### Data supplied ###
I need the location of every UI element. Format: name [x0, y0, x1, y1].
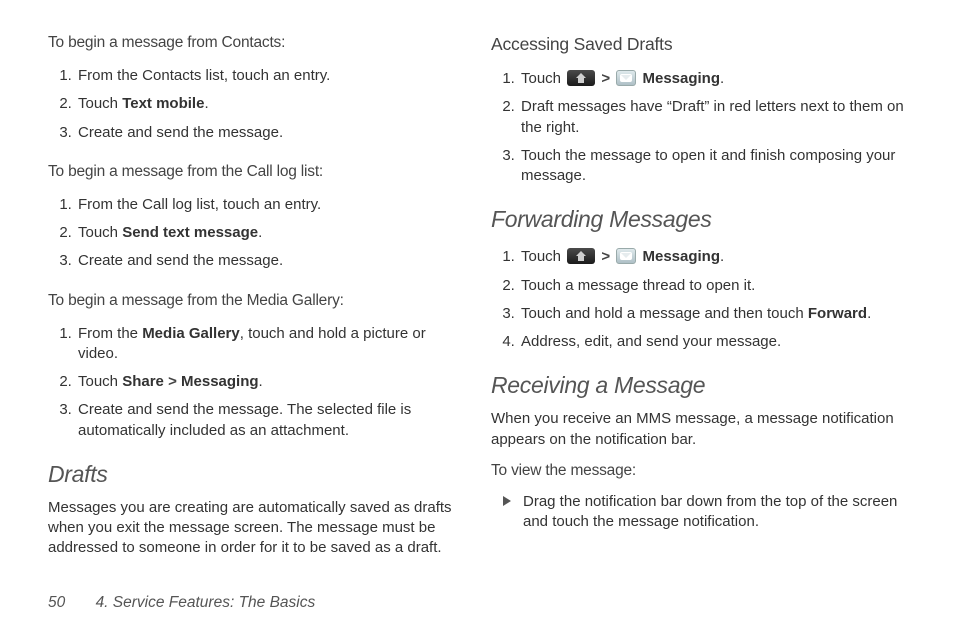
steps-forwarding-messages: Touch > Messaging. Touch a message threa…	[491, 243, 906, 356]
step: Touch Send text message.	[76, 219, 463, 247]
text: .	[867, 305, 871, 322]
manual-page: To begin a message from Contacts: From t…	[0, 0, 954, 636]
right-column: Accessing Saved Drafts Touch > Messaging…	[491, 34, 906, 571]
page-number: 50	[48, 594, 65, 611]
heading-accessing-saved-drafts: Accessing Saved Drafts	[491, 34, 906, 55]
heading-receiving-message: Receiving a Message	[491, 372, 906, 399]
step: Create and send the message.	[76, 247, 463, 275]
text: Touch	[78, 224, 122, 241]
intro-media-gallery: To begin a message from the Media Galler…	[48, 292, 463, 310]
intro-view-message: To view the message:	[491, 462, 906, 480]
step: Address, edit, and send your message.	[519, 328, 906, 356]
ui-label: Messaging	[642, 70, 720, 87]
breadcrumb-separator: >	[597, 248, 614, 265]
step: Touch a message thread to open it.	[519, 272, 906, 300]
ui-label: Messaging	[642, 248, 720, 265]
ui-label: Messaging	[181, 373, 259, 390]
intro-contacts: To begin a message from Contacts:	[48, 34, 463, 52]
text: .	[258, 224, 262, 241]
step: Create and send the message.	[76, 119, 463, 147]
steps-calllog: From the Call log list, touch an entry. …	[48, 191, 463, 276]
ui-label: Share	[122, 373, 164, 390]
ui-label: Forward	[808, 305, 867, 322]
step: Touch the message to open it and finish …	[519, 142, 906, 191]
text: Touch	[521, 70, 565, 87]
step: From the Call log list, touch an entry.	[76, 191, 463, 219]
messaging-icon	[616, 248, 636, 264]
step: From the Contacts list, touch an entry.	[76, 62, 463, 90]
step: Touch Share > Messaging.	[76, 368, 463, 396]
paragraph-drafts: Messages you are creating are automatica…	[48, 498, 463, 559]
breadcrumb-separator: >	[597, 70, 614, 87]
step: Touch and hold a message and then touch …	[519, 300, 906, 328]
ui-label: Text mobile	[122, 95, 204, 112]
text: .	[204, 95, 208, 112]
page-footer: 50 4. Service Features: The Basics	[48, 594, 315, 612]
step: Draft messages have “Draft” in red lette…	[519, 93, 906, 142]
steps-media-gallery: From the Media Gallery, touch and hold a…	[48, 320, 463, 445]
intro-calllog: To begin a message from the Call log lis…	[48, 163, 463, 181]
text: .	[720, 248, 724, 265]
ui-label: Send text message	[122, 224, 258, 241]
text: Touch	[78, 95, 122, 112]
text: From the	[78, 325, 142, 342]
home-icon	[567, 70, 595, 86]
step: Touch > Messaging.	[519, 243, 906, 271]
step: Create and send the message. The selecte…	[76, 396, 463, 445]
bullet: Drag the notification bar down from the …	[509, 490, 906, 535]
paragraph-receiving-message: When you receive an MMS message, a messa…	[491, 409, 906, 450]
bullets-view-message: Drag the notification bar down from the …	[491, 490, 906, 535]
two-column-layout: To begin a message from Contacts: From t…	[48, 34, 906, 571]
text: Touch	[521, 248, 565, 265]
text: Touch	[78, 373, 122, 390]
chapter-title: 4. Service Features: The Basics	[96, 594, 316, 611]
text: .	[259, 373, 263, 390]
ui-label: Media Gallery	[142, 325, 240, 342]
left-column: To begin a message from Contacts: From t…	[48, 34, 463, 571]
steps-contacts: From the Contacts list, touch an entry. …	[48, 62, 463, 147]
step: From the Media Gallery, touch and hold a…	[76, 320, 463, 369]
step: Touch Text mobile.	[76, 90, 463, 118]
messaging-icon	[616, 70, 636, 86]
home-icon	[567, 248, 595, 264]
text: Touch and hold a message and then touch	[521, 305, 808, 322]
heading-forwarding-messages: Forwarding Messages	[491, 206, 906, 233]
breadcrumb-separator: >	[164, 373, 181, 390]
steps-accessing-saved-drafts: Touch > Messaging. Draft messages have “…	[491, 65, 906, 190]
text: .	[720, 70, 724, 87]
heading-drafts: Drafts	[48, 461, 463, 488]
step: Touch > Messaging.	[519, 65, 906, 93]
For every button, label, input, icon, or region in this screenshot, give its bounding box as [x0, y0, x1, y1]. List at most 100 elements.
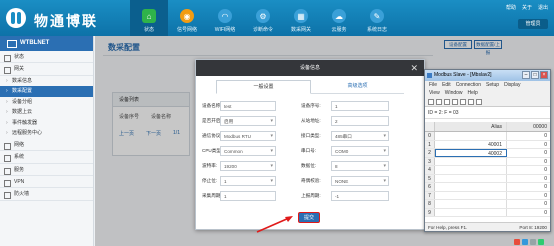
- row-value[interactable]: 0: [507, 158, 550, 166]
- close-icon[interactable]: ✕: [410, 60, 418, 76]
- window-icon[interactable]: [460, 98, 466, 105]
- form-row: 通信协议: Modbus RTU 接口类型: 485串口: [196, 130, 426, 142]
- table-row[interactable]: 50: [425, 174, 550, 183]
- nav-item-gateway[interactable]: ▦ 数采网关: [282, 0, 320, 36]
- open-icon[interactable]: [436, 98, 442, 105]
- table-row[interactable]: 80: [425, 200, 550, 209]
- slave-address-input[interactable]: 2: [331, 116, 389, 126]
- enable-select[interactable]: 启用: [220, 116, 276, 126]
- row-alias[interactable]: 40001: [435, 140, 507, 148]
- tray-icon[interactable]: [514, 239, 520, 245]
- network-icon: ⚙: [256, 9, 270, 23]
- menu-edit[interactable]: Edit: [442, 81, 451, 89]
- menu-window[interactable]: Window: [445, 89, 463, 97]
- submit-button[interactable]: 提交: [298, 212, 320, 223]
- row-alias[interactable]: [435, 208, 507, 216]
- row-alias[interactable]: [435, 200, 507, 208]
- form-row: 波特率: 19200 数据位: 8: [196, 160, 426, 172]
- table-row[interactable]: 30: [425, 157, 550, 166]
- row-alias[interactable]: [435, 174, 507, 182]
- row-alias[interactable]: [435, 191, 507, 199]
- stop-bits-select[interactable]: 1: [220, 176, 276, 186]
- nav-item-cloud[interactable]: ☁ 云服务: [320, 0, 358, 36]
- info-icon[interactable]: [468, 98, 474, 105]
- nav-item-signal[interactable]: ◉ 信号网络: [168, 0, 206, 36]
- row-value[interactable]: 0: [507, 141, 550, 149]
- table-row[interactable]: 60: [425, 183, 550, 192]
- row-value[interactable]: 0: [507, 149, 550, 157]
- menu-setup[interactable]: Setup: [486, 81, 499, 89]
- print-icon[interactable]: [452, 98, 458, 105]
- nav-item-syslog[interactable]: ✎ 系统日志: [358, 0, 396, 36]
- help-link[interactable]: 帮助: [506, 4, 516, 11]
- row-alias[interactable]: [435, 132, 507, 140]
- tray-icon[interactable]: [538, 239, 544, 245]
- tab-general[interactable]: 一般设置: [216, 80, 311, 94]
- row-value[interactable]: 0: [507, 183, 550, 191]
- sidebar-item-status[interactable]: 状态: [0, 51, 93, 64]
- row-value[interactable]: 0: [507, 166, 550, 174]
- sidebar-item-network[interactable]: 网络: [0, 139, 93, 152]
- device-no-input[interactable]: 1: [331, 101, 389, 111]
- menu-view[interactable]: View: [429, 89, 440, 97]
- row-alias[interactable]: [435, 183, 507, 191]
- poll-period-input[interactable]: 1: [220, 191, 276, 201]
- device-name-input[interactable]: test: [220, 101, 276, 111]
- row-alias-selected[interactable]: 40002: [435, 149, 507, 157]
###
Could you convert the lines above, from the line with "- row-value[interactable]: 0: [507, 158, 550, 166]" to the line with "- row-value[interactable]: 0: [507, 183, 550, 191]", into a Markdown table with the columns Row and Line, numbering each row and leaving out blank lines?

| Row | Line |
|---|---|
| 1 | - row-value[interactable]: 0: [507, 158, 550, 166] |
| 2 | - close-icon[interactable]: ✕: [410, 60, 418, 76] |
| 3 | - window-icon[interactable]: [460, 98, 466, 105] |
| 4 | - form-row: 通信协议: Modbus RTU 接口类型: 485串口: [196, 130, 426, 142] |
| 5 | - table-row[interactable]: 50: [425, 174, 550, 183] |
| 6 | - nav-item-gateway[interactable]: ▦ 数采网关: [282, 0, 320, 36] |
| 7 | - open-icon[interactable]: [436, 98, 442, 105] |
| 8 | - table-row[interactable]: 80: [425, 200, 550, 209] |
| 9 | - slave-address-input[interactable]: 2: [331, 116, 389, 126] |
| 10 | - enable-select[interactable]: 启用: [220, 116, 276, 126] |
| 11 | - row-alias[interactable]: 40001: [435, 140, 507, 148] |
| 12 | - tray-icon[interactable]: [514, 239, 520, 245] |
| 13 | - network-icon: ⚙: [256, 9, 270, 23] |
| 14 | - menu-edit[interactable]: Edit: [442, 81, 451, 89] |
| 15 | - menu-window[interactable]: Window: [445, 89, 463, 97] |
| 16 | - submit-button[interactable]: 提交: [298, 212, 320, 223] |
| 17 | - row-alias[interactable]: [435, 208, 507, 216] |
| 18 | - row-alias[interactable]: [435, 200, 507, 208] |
| 19 | - form-row: 波特率: 19200 数据位: 8: [196, 160, 426, 172] |
| 20 | - table-row[interactable]: 30: [425, 157, 550, 166] |
| 21 | - row-alias[interactable]: [435, 174, 507, 182] |
| 22 | - row-alias[interactable]: [435, 191, 507, 199] |
| 23 | - stop-bits-select[interactable]: 1: [220, 176, 276, 186] |
| 24 | - nav-item-cloud[interactable]: ☁ 云服务: [320, 0, 358, 36] |
| 25 | - info-icon[interactable]: [468, 98, 474, 105] |
| 26 | - nav-item-signal[interactable]: ◉ 信号网络: [168, 0, 206, 36] |
| 27 | - row-value[interactable]: 0: [507, 141, 550, 149] |
| 28 | - table-row[interactable]: 60: [425, 183, 550, 192] |
| 29 | - row-value[interactable]: 0: [507, 149, 550, 157] |
| 30 | - menu-setup[interactable]: Setup: [486, 81, 499, 89] |
| 31 | - print-icon[interactable]: [452, 98, 458, 105] |
| 32 | - nav-item-syslog[interactable]: ✎ 系统日志: [358, 0, 396, 36] |
| 33 | - help-link[interactable]: 帮助: [506, 4, 516, 11] |
| 34 | - row-alias[interactable]: [435, 132, 507, 140] |
| 35 | - tray-icon[interactable]: [538, 239, 544, 245] |
| 36 | - tab-general[interactable]: 一般设置: [216, 80, 311, 94] |
| 37 | - row-value[interactable]: 0: [507, 183, 550, 191] |